== Goal ==
The records below must be copied in full; omit the images.

== Exercise input ==
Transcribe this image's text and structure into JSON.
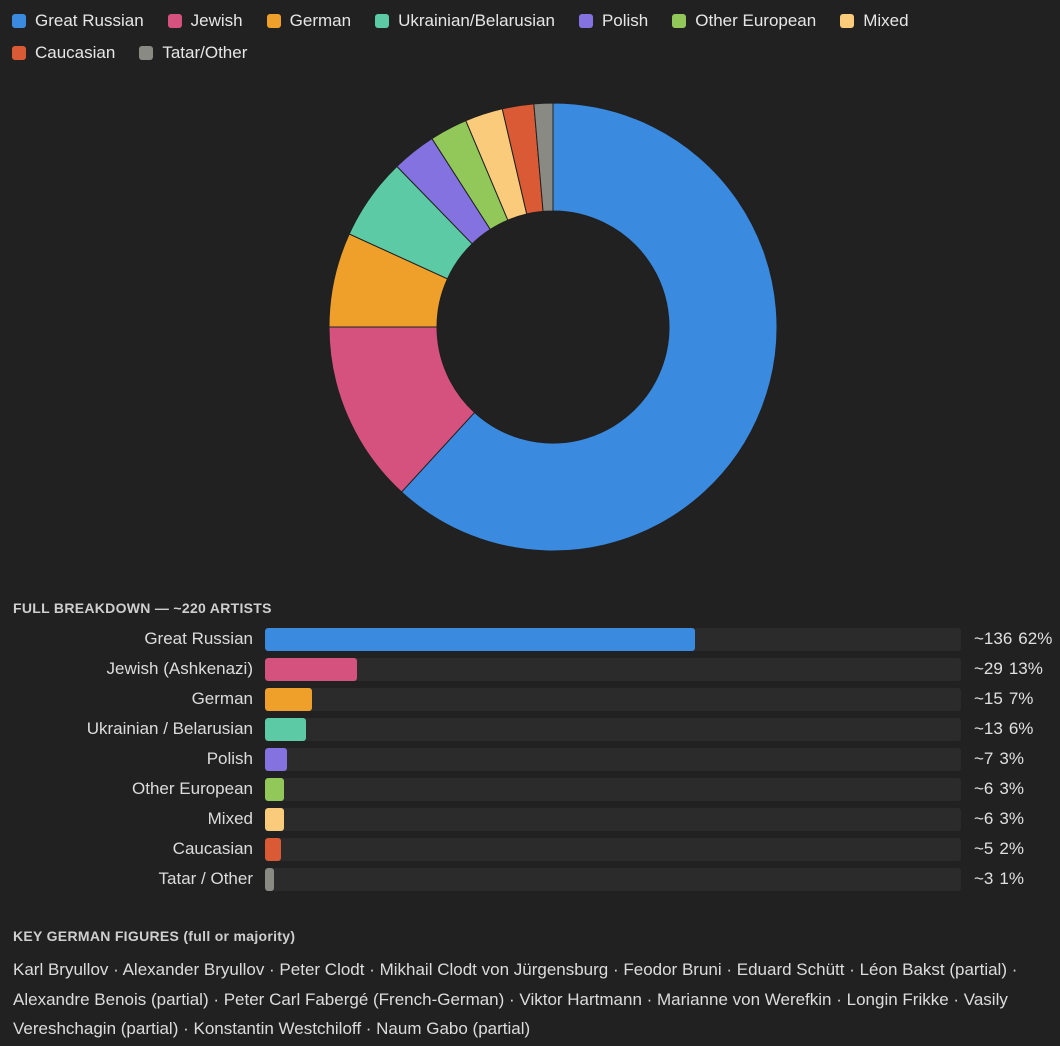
{
  "colors": {
    "background": "#212121",
    "track": "#2b2b2b"
  },
  "chart_data": [
    {
      "type": "pie",
      "donut": true,
      "legend_position": "top",
      "categories": [
        "Great Russian",
        "Jewish",
        "German",
        "Ukrainian/Belarusian",
        "Polish",
        "Other European",
        "Mixed",
        "Caucasian",
        "Tatar/Other"
      ],
      "values": [
        136,
        29,
        15,
        13,
        7,
        6,
        6,
        5,
        3
      ],
      "colors": [
        "#3a8be0",
        "#d6527e",
        "#efa02a",
        "#5ccaa5",
        "#8472e0",
        "#92c85a",
        "#fbcb7c",
        "#d95a34",
        "#8a8a84"
      ]
    },
    {
      "type": "bar",
      "orientation": "horizontal",
      "title": "FULL BREAKDOWN — ~220 ARTISTS",
      "categories": [
        "Great Russian",
        "Jewish (Ashkenazi)",
        "German",
        "Ukrainian / Belarusian",
        "Polish",
        "Other European",
        "Mixed",
        "Caucasian",
        "Tatar / Other"
      ],
      "values": [
        136,
        29,
        15,
        13,
        7,
        6,
        6,
        5,
        3
      ],
      "count_labels": [
        "~136",
        "~29",
        "~15",
        "~13",
        "~7",
        "~6",
        "~6",
        "~5",
        "~3"
      ],
      "percent_labels": [
        "62%",
        "13%",
        "7%",
        "6%",
        "3%",
        "3%",
        "3%",
        "2%",
        "1%"
      ],
      "colors": [
        "#3a8be0",
        "#d6527e",
        "#efa02a",
        "#5ccaa5",
        "#8472e0",
        "#92c85a",
        "#fbcb7c",
        "#d95a34",
        "#8a8a84"
      ],
      "xlim": [
        0,
        220
      ]
    }
  ],
  "figures": {
    "title": "KEY GERMAN FIGURES (full or majority)",
    "text": "Karl Bryullov · Alexander Bryullov · Peter Clodt · Mikhail Clodt von Jürgensburg · Feodor Bruni · Eduard Schütt · Léon Bakst (partial) · Alexandre Benois (partial) · Peter Carl Fabergé (French-German) · Viktor Hartmann · Marianne von Werefkin · Longin Frikke · Vasily Vereshchagin (partial) · Konstantin Westchiloff · Naum Gabo (partial)"
  }
}
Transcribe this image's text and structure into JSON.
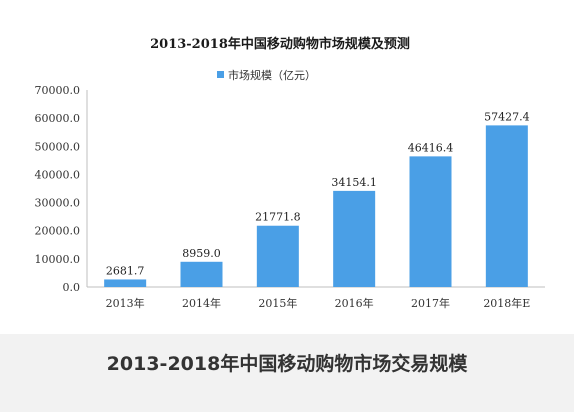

== Answer to the exercise ==
Transcribe this image's text and structure into JSON.
{
  "colors": {
    "background": "#212121",
    "track": "#2b2b2b"
  },
  "chart_data": [
    {
      "type": "pie",
      "donut": true,
      "legend_position": "top",
      "categories": [
        "Great Russian",
        "Jewish",
        "German",
        "Ukrainian/Belarusian",
        "Polish",
        "Other European",
        "Mixed",
        "Caucasian",
        "Tatar/Other"
      ],
      "values": [
        136,
        29,
        15,
        13,
        7,
        6,
        6,
        5,
        3
      ],
      "colors": [
        "#3a8be0",
        "#d6527e",
        "#efa02a",
        "#5ccaa5",
        "#8472e0",
        "#92c85a",
        "#fbcb7c",
        "#d95a34",
        "#8a8a84"
      ]
    },
    {
      "type": "bar",
      "orientation": "horizontal",
      "title": "FULL BREAKDOWN — ~220 ARTISTS",
      "categories": [
        "Great Russian",
        "Jewish (Ashkenazi)",
        "German",
        "Ukrainian / Belarusian",
        "Polish",
        "Other European",
        "Mixed",
        "Caucasian",
        "Tatar / Other"
      ],
      "values": [
        136,
        29,
        15,
        13,
        7,
        6,
        6,
        5,
        3
      ],
      "count_labels": [
        "~136",
        "~29",
        "~15",
        "~13",
        "~7",
        "~6",
        "~6",
        "~5",
        "~3"
      ],
      "percent_labels": [
        "62%",
        "13%",
        "7%",
        "6%",
        "3%",
        "3%",
        "3%",
        "2%",
        "1%"
      ],
      "colors": [
        "#3a8be0",
        "#d6527e",
        "#efa02a",
        "#5ccaa5",
        "#8472e0",
        "#92c85a",
        "#fbcb7c",
        "#d95a34",
        "#8a8a84"
      ],
      "xlim": [
        0,
        220
      ]
    }
  ],
  "figures": {
    "title": "KEY GERMAN FIGURES (full or majority)",
    "text": "Karl Bryullov · Alexander Bryullov · Peter Clodt · Mikhail Clodt von Jürgensburg · Feodor Bruni · Eduard Schütt · Léon Bakst (partial) · Alexandre Benois (partial) · Peter Carl Fabergé (French-German) · Viktor Hartmann · Marianne von Werefkin · Longin Frikke · Vasily Vereshchagin (partial) · Konstantin Westchiloff · Naum Gabo (partial)"
  }
}
Transcribe this image's text and structure into JSON.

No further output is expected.